▶ _Raw records_:
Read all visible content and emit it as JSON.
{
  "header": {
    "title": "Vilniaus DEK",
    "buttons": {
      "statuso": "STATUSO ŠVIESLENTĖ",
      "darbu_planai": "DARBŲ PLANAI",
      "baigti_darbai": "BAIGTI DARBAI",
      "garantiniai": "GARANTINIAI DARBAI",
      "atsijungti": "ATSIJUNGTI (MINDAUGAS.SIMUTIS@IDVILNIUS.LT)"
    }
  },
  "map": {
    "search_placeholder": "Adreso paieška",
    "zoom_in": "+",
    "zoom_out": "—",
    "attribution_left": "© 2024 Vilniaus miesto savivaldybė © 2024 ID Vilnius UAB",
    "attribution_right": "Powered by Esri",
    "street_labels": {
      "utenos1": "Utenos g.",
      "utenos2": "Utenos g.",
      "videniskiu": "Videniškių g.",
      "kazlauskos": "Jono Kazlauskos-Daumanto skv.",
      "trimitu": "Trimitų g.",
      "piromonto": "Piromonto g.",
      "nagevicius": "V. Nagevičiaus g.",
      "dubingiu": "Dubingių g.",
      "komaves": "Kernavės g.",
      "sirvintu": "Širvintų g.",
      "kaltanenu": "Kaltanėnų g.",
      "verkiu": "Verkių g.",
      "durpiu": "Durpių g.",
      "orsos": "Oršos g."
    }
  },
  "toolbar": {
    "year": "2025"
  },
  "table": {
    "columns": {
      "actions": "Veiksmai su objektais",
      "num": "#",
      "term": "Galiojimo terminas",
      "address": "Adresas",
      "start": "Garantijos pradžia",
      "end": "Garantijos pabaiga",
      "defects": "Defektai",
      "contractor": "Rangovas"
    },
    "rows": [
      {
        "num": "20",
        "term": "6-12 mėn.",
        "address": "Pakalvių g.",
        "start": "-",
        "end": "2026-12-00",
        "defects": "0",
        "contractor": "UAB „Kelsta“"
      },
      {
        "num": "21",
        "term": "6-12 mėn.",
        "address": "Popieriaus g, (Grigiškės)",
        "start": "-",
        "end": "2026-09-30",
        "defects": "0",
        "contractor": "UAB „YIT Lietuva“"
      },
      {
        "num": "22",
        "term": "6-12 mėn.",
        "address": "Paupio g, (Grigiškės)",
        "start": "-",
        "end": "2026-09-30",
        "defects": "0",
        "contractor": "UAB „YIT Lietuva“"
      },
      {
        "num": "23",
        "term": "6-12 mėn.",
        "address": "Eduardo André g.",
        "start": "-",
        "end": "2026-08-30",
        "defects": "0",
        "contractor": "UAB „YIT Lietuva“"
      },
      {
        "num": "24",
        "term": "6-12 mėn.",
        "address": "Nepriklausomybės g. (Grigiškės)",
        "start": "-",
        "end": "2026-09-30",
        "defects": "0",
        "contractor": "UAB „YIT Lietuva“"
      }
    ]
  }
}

▶ _Task instructions_:
Copy every record above exactly as it appears.

▶ _Completed exercise_:
Read all visible content and emit it as JSON.
{
  "header": {
    "title": "Vilniaus DEK",
    "buttons": {
      "statuso": "STATUSO ŠVIESLENTĖ",
      "darbu_planai": "DARBŲ PLANAI",
      "baigti_darbai": "BAIGTI DARBAI",
      "garantiniai": "GARANTINIAI DARBAI",
      "atsijungti": "ATSIJUNGTI (MINDAUGAS.SIMUTIS@IDVILNIUS.LT)"
    }
  },
  "map": {
    "search_placeholder": "Adreso paieška",
    "zoom_in": "+",
    "zoom_out": "—",
    "attribution_left": "© 2024 Vilniaus miesto savivaldybė © 2024 ID Vilnius UAB",
    "attribution_right": "Powered by Esri",
    "street_labels": {
      "utenos1": "Utenos g.",
      "utenos2": "Utenos g.",
      "videniskiu": "Videniškių g.",
      "kazlauskos": "Jono Kazlauskos-Daumanto skv.",
      "trimitu": "Trimitų g.",
      "piromonto": "Piromonto g.",
      "nagevicius": "V. Nagevičiaus g.",
      "dubingiu": "Dubingių g.",
      "komaves": "Kernavės g.",
      "sirvintu": "Širvintų g.",
      "kaltanenu": "Kaltanėnų g.",
      "verkiu": "Verkių g.",
      "durpiu": "Durpių g.",
      "orsos": "Oršos g."
    }
  },
  "toolbar": {
    "year": "2025"
  },
  "table": {
    "columns": {
      "actions": "Veiksmai su objektais",
      "num": "#",
      "term": "Galiojimo terminas",
      "address": "Adresas",
      "start": "Garantijos pradžia",
      "end": "Garantijos pabaiga",
      "defects": "Defektai",
      "contractor": "Rangovas"
    },
    "rows": [
      {
        "num": "20",
        "term": "6-12 mėn.",
        "address": "Pakalvių g.",
        "start": "-",
        "end": "2026-12-00",
        "defects": "0",
        "contractor": "UAB „Kelsta“"
      },
      {
        "num": "21",
        "term": "6-12 mėn.",
        "address": "Popieriaus g, (Grigiškės)",
        "start": "-",
        "end": "2026-09-30",
        "defects": "0",
        "contractor": "UAB „YIT Lietuva“"
      },
      {
        "num": "22",
        "term": "6-12 mėn.",
        "address": "Paupio g, (Grigiškės)",
        "start": "-",
        "end": "2026-09-30",
        "defects": "0",
        "contractor": "UAB „YIT Lietuva“"
      },
      {
        "num": "23",
        "term": "6-12 mėn.",
        "address": "Eduardo André g.",
        "start": "-",
        "end": "2026-08-30",
        "defects": "0",
        "contractor": "UAB „YIT Lietuva“"
      },
      {
        "num": "24",
        "term": "6-12 mėn.",
        "address": "Nepriklausomybės g. (Grigiškės)",
        "start": "-",
        "end": "2026-09-30",
        "defects": "0",
        "contractor": "UAB „YIT Lietuva“"
      }
    ]
  }
}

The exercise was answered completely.